### EXERCISE DIRECTIONS
Identify all lines below that hold "image" and collect them.

----- SOURCE MATERIAL -----

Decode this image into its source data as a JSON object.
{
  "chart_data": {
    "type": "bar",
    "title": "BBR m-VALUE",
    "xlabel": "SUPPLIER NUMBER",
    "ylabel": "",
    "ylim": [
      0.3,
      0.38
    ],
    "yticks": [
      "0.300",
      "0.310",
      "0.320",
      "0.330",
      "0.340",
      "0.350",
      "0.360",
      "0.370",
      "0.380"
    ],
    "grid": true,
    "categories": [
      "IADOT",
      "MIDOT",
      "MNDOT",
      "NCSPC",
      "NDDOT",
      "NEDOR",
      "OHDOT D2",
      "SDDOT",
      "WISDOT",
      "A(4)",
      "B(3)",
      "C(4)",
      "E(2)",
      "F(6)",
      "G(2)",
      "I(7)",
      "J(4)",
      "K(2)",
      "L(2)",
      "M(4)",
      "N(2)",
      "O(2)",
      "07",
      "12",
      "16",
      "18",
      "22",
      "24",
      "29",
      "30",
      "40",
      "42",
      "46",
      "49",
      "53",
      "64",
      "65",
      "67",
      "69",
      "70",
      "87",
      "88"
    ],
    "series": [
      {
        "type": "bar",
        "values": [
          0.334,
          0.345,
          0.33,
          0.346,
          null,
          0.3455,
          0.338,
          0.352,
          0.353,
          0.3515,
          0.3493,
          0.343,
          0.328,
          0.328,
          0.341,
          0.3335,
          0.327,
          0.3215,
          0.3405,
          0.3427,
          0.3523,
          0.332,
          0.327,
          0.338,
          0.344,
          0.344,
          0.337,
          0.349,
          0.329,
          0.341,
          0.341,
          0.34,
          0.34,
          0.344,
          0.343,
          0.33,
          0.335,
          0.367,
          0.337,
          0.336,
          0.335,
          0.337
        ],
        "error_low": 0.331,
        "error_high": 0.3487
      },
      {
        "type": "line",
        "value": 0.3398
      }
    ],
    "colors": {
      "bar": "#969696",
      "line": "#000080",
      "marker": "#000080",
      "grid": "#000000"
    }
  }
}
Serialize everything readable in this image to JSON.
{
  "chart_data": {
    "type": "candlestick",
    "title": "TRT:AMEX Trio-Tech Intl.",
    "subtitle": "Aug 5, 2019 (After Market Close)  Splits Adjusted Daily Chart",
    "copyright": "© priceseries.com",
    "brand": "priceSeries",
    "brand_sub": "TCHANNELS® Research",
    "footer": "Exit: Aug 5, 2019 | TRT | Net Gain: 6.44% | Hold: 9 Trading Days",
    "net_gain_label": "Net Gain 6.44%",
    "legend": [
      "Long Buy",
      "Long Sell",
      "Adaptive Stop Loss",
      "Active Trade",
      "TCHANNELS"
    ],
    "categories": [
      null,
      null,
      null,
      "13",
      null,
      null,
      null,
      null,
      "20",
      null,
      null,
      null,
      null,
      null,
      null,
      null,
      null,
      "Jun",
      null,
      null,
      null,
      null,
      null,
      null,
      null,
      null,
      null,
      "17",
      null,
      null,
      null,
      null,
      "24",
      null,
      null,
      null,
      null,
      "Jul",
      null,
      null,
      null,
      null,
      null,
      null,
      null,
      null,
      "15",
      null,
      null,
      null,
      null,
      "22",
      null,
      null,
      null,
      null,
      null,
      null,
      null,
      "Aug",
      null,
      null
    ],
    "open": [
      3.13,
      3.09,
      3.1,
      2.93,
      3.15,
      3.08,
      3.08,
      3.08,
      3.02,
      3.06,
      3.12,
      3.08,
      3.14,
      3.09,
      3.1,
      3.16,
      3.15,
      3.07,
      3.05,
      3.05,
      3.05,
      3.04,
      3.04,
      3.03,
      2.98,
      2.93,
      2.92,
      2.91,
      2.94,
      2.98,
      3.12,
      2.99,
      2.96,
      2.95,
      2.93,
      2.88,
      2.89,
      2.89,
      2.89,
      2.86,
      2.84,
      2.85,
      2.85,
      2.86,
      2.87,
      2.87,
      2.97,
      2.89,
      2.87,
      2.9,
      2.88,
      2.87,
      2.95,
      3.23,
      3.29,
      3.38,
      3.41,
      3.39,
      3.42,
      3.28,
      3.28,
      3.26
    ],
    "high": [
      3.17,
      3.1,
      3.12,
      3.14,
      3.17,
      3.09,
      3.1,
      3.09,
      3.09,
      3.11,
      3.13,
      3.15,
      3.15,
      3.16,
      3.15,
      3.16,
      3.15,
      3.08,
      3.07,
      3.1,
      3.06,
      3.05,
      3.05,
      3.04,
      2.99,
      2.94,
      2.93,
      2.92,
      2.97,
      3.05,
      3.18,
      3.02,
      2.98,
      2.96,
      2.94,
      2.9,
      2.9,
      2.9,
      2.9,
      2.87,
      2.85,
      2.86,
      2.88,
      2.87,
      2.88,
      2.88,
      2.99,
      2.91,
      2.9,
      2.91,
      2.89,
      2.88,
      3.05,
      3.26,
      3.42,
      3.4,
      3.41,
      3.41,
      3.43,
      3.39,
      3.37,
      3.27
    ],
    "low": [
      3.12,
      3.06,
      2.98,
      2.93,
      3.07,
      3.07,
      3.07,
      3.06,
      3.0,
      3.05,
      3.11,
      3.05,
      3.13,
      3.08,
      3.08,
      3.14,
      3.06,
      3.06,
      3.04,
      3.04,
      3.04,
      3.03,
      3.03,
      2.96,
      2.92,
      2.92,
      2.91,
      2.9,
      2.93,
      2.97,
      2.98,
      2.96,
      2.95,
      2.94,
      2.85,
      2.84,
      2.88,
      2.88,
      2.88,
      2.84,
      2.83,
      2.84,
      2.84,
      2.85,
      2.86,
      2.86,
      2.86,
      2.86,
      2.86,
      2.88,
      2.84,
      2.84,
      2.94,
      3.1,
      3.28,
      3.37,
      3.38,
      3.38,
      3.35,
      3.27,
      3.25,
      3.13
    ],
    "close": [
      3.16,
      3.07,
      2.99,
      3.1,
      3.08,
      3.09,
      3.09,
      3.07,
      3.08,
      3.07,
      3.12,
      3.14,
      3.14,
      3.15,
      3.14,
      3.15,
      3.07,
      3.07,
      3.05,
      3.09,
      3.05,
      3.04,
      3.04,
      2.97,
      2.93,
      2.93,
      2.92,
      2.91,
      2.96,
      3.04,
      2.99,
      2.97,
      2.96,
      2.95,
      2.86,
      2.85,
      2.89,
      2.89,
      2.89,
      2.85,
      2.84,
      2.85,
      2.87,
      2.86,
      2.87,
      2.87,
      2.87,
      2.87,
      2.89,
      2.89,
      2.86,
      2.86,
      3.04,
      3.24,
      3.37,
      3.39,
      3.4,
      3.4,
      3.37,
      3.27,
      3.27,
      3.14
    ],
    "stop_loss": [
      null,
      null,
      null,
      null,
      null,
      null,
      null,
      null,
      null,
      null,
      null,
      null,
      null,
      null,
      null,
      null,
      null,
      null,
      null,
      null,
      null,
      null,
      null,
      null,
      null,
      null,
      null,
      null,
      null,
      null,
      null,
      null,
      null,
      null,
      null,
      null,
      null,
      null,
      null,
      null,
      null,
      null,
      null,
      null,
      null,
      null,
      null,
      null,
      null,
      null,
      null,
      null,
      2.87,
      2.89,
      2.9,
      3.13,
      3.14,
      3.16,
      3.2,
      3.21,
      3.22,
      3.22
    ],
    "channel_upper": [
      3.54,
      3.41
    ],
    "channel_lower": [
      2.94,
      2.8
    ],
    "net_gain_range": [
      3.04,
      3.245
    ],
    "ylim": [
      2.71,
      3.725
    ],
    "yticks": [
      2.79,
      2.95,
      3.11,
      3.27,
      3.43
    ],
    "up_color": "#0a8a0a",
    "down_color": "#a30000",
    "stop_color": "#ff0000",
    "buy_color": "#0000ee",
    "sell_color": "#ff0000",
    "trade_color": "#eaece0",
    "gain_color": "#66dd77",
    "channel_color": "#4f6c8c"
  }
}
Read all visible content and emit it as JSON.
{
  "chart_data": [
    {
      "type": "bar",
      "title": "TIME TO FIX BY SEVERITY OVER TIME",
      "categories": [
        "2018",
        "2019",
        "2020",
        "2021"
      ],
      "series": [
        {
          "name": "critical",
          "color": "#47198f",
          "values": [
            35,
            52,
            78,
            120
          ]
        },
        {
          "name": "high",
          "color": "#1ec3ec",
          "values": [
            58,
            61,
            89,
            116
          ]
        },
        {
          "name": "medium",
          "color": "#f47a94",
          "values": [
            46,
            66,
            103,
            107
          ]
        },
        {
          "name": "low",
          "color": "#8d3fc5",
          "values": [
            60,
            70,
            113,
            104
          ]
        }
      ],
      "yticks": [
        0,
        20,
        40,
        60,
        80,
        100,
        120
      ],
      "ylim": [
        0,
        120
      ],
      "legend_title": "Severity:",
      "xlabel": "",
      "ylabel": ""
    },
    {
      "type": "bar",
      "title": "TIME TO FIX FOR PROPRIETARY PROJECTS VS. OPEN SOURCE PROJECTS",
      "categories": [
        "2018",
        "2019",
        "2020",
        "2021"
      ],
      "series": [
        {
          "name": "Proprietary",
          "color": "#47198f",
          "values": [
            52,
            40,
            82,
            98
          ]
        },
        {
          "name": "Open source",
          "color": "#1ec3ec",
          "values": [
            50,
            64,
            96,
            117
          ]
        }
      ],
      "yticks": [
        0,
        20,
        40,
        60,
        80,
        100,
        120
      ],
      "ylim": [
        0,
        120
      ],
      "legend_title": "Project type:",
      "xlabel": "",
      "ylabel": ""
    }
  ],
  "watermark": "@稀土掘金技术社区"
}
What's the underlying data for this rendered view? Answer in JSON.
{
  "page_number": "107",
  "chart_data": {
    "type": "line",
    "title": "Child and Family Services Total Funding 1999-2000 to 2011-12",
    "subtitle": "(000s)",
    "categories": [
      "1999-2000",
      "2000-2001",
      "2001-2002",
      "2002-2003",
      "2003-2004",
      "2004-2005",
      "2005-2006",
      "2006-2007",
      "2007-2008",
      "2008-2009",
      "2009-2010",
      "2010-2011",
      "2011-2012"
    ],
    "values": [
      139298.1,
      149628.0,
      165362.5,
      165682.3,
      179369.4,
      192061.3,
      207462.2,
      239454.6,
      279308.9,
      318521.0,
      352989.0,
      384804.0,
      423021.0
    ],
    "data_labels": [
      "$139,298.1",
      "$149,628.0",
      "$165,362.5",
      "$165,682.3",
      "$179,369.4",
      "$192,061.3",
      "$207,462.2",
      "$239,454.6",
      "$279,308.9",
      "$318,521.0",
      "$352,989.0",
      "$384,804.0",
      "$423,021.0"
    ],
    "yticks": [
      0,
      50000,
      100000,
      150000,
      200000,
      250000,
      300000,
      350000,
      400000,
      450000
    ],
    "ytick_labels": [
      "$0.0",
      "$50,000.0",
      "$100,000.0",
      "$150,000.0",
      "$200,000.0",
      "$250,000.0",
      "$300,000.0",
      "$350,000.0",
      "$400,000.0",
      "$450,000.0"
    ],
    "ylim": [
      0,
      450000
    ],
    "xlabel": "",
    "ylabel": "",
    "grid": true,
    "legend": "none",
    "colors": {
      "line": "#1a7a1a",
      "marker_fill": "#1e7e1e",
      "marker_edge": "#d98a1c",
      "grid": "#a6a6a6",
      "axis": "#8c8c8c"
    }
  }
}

-----

### ANSWER TO THIS PROBLEM
Decode this image into its source data as a JSON object.
Serialize everything readable in this image to JSON.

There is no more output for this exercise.